Exercise goal
Pull out every line of the listing below where "which" appears.

Data shown
━━━━━━

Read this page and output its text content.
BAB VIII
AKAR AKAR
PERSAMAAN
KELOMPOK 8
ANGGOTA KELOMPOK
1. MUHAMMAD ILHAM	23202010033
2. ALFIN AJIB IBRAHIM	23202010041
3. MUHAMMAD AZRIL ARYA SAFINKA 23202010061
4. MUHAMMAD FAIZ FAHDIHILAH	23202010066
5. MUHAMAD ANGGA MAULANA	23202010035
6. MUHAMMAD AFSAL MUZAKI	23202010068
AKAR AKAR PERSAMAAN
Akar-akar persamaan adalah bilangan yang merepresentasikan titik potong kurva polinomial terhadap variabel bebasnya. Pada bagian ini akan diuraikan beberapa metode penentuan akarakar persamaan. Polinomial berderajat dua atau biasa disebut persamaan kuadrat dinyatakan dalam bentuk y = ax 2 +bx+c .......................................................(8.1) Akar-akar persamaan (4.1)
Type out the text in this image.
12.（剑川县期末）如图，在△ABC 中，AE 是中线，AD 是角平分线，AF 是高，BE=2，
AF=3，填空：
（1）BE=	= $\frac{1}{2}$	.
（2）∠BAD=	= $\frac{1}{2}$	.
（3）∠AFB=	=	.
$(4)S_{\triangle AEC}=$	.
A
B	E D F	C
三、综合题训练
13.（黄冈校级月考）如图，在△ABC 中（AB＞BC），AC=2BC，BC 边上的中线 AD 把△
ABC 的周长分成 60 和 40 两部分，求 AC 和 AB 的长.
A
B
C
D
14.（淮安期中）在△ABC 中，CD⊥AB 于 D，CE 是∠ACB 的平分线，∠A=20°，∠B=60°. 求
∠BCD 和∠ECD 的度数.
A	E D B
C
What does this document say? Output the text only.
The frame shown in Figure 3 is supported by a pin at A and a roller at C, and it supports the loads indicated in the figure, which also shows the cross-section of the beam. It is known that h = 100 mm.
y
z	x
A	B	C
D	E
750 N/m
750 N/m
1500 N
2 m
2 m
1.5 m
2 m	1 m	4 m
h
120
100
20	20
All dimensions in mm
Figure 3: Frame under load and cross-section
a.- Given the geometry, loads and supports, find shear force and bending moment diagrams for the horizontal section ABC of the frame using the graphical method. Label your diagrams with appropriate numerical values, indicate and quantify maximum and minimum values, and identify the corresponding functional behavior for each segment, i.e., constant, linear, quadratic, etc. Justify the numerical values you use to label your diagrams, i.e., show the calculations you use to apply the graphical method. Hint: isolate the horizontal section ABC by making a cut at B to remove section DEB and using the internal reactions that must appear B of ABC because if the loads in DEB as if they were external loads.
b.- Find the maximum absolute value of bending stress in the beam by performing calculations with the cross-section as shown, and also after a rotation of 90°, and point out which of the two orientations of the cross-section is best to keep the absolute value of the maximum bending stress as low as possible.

━━━━━━

Output below
The frame shown in Figure 3 is supported by a pin at A and a roller at C, and it supports the loads indicated in the figure, which also shows the cross-section of the beam. It is known that h = 100 mm.
b.- Find the maximum absolute value of bending stress in the beam by performing calculations with the cross-section as shown, and also after a rotation of 90°, and point out which of the two orientations of the cross-section is best to keep the absolute value of the maximum bending stress as low as possible.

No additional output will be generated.